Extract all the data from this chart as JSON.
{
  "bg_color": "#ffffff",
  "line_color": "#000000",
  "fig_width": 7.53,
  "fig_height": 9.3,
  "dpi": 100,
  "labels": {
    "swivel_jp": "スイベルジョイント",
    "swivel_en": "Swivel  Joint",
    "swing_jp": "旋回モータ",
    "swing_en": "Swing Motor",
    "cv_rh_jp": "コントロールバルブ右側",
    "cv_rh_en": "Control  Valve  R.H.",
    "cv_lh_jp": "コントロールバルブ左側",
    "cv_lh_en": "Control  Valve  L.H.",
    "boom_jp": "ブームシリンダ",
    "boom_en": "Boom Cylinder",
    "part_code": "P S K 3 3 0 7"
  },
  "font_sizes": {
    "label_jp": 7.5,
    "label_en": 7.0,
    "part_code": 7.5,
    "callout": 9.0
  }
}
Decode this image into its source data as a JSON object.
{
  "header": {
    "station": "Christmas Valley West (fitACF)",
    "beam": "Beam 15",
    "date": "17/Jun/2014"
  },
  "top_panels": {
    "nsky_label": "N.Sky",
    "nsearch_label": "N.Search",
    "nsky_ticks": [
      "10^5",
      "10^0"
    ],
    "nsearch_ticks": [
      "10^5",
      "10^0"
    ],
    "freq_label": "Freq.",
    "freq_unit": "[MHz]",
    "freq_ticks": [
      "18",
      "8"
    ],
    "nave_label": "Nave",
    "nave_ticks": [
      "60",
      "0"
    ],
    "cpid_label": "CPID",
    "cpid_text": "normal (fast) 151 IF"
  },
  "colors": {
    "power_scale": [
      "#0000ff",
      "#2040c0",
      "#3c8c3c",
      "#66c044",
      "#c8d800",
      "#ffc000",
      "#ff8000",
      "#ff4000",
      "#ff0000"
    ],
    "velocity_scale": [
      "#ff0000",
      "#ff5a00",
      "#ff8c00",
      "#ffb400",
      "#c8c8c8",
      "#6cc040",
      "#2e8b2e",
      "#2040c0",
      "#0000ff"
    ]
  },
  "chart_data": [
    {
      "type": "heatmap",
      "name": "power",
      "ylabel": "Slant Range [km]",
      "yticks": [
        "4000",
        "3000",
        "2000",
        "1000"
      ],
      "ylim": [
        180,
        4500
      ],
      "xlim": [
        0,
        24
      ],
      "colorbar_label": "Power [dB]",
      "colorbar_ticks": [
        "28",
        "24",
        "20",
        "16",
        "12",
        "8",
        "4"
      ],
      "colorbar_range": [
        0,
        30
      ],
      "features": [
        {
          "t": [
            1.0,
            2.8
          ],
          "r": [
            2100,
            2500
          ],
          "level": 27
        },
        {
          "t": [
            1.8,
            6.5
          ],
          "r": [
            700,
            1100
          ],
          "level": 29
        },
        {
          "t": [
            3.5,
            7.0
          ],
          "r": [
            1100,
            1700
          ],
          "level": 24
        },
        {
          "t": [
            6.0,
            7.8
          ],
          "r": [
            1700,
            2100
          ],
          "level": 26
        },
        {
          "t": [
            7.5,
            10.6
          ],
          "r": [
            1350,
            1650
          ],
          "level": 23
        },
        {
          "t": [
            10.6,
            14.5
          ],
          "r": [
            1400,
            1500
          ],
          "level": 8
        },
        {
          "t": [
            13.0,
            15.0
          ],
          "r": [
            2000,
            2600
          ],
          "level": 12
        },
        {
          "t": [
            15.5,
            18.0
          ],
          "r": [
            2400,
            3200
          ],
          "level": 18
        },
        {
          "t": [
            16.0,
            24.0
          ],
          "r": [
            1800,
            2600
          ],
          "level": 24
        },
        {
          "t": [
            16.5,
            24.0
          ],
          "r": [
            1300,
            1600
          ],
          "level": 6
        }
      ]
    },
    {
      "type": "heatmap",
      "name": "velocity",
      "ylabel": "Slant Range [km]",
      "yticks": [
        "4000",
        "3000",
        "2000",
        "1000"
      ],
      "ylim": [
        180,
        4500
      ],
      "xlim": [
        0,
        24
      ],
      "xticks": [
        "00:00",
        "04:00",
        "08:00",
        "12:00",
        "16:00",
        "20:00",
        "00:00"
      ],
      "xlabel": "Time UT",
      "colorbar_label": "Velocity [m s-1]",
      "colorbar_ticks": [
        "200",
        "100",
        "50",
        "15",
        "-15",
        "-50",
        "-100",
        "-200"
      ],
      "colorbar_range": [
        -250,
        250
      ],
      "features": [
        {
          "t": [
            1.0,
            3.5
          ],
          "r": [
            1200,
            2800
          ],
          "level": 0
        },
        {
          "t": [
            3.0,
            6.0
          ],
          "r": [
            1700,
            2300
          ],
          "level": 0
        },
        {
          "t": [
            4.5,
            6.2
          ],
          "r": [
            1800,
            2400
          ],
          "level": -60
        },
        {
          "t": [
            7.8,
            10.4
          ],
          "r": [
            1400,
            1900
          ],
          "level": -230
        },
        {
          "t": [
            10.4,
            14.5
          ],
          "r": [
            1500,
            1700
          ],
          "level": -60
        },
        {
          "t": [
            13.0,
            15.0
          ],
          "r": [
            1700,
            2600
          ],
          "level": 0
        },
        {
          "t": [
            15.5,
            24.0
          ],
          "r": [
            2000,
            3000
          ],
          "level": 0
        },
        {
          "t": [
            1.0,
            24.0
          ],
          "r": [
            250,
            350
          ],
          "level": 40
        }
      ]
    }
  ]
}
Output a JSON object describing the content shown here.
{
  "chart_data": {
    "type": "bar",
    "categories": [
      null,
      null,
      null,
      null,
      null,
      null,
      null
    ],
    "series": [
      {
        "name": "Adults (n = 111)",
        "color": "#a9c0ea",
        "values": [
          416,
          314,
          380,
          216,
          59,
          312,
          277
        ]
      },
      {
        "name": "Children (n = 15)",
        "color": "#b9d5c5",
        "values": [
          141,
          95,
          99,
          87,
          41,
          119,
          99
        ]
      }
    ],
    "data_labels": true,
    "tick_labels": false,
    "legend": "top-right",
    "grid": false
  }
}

Instructions to follow: The entries above should be repeated exactly, every one of them.

Finished answer:
Extract all the data from this chart as JSON.
{
  "bg_color": "#ffffff",
  "line_color": "#000000",
  "fig_width": 7.53,
  "fig_height": 9.3,
  "dpi": 100,
  "labels": {
    "swivel_jp": "スイベルジョイント",
    "swivel_en": "Swivel  Joint",
    "swing_jp": "旋回モータ",
    "swing_en": "Swing Motor",
    "cv_rh_jp": "コントロールバルブ右側",
    "cv_rh_en": "Control  Valve  R.H.",
    "cv_lh_jp": "コントロールバルブ左側",
    "cv_lh_en": "Control  Valve  L.H.",
    "boom_jp": "ブームシリンダ",
    "boom_en": "Boom Cylinder",
    "part_code": "P S K 3 3 0 7"
  },
  "font_sizes": {
    "label_jp": 7.5,
    "label_en": 7.0,
    "part_code": 7.5,
    "callout": 9.0
  }
}
Decode this image into its source data as a JSON object.
{
  "header": {
    "station": "Christmas Valley West (fitACF)",
    "beam": "Beam 15",
    "date": "17/Jun/2014"
  },
  "top_panels": {
    "nsky_label": "N.Sky",
    "nsearch_label": "N.Search",
    "nsky_ticks": [
      "10^5",
      "10^0"
    ],
    "nsearch_ticks": [
      "10^5",
      "10^0"
    ],
    "freq_label": "Freq.",
    "freq_unit": "[MHz]",
    "freq_ticks": [
      "18",
      "8"
    ],
    "nave_label": "Nave",
    "nave_ticks": [
      "60",
      "0"
    ],
    "cpid_label": "CPID",
    "cpid_text": "normal (fast) 151 IF"
  },
  "colors": {
    "power_scale": [
      "#0000ff",
      "#2040c0",
      "#3c8c3c",
      "#66c044",
      "#c8d800",
      "#ffc000",
      "#ff8000",
      "#ff4000",
      "#ff0000"
    ],
    "velocity_scale": [
      "#ff0000",
      "#ff5a00",
      "#ff8c00",
      "#ffb400",
      "#c8c8c8",
      "#6cc040",
      "#2e8b2e",
      "#2040c0",
      "#0000ff"
    ]
  },
  "chart_data": [
    {
      "type": "heatmap",
      "name": "power",
      "ylabel": "Slant Range [km]",
      "yticks": [
        "4000",
        "3000",
        "2000",
        "1000"
      ],
      "ylim": [
        180,
        4500
      ],
      "xlim": [
        0,
        24
      ],
      "colorbar_label": "Power [dB]",
      "colorbar_ticks": [
        "28",
        "24",
        "20",
        "16",
        "12",
        "8",
        "4"
      ],
      "colorbar_range": [
        0,
        30
      ],
      "features": [
        {
          "t": [
            1.0,
            2.8
          ],
          "r": [
            2100,
            2500
          ],
          "level": 27
        },
        {
          "t": [
            1.8,
            6.5
          ],
          "r": [
            700,
            1100
          ],
          "level": 29
        },
        {
          "t": [
            3.5,
            7.0
          ],
          "r": [
            1100,
            1700
          ],
          "level": 24
        },
        {
          "t": [
            6.0,
            7.8
          ],
          "r": [
            1700,
            2100
          ],
          "level": 26
        },
        {
          "t": [
            7.5,
            10.6
          ],
          "r": [
            1350,
            1650
          ],
          "level": 23
        },
        {
          "t": [
            10.6,
            14.5
          ],
          "r": [
            1400,
            1500
          ],
          "level": 8
        },
        {
          "t": [
            13.0,
            15.0
          ],
          "r": [
            2000,
            2600
          ],
          "level": 12
        },
        {
          "t": [
            15.5,
            18.0
          ],
          "r": [
            2400,
            3200
          ],
          "level": 18
        },
        {
          "t": [
            16.0,
            24.0
          ],
          "r": [
            1800,
            2600
          ],
          "level": 24
        },
        {
          "t": [
            16.5,
            24.0
          ],
          "r": [
            1300,
            1600
          ],
          "level": 6
        }
      ]
    },
    {
      "type": "heatmap",
      "name": "velocity",
      "ylabel": "Slant Range [km]",
      "yticks": [
        "4000",
        "3000",
        "2000",
        "1000"
      ],
      "ylim": [
        180,
        4500
      ],
      "xlim": [
        0,
        24
      ],
      "xticks": [
        "00:00",
        "04:00",
        "08:00",
        "12:00",
        "16:00",
        "20:00",
        "00:00"
      ],
      "xlabel": "Time UT",
      "colorbar_label": "Velocity [m s-1]",
      "colorbar_ticks": [
        "200",
        "100",
        "50",
        "15",
        "-15",
        "-50",
        "-100",
        "-200"
      ],
      "colorbar_range": [
        -250,
        250
      ],
      "features": [
        {
          "t": [
            1.0,
            3.5
          ],
          "r": [
            1200,
            2800
          ],
          "level": 0
        },
        {
          "t": [
            3.0,
            6.0
          ],
          "r": [
            1700,
            2300
          ],
          "level": 0
        },
        {
          "t": [
            4.5,
            6.2
          ],
          "r": [
            1800,
            2400
          ],
          "level": -60
        },
        {
          "t": [
            7.8,
            10.4
          ],
          "r": [
            1400,
            1900
          ],
          "level": -230
        },
        {
          "t": [
            10.4,
            14.5
          ],
          "r": [
            1500,
            1700
          ],
          "level": -60
        },
        {
          "t": [
            13.0,
            15.0
          ],
          "r": [
            1700,
            2600
          ],
          "level": 0
        },
        {
          "t": [
            15.5,
            24.0
          ],
          "r": [
            2000,
            3000
          ],
          "level": 0
        },
        {
          "t": [
            1.0,
            24.0
          ],
          "r": [
            250,
            350
          ],
          "level": 40
        }
      ]
    }
  ]
}
Output a JSON object describing the content shown here.
{
  "chart_data": {
    "type": "bar",
    "categories": [
      null,
      null,
      null,
      null,
      null,
      null,
      null
    ],
    "series": [
      {
        "name": "Adults (n = 111)",
        "color": "#a9c0ea",
        "values": [
          416,
          314,
          380,
          216,
          59,
          312,
          277
        ]
      },
      {
        "name": "Children (n = 15)",
        "color": "#b9d5c5",
        "values": [
          141,
          95,
          99,
          87,
          41,
          119,
          99
        ]
      }
    ],
    "data_labels": true,
    "tick_labels": false,
    "legend": "top-right",
    "grid": false
  }
}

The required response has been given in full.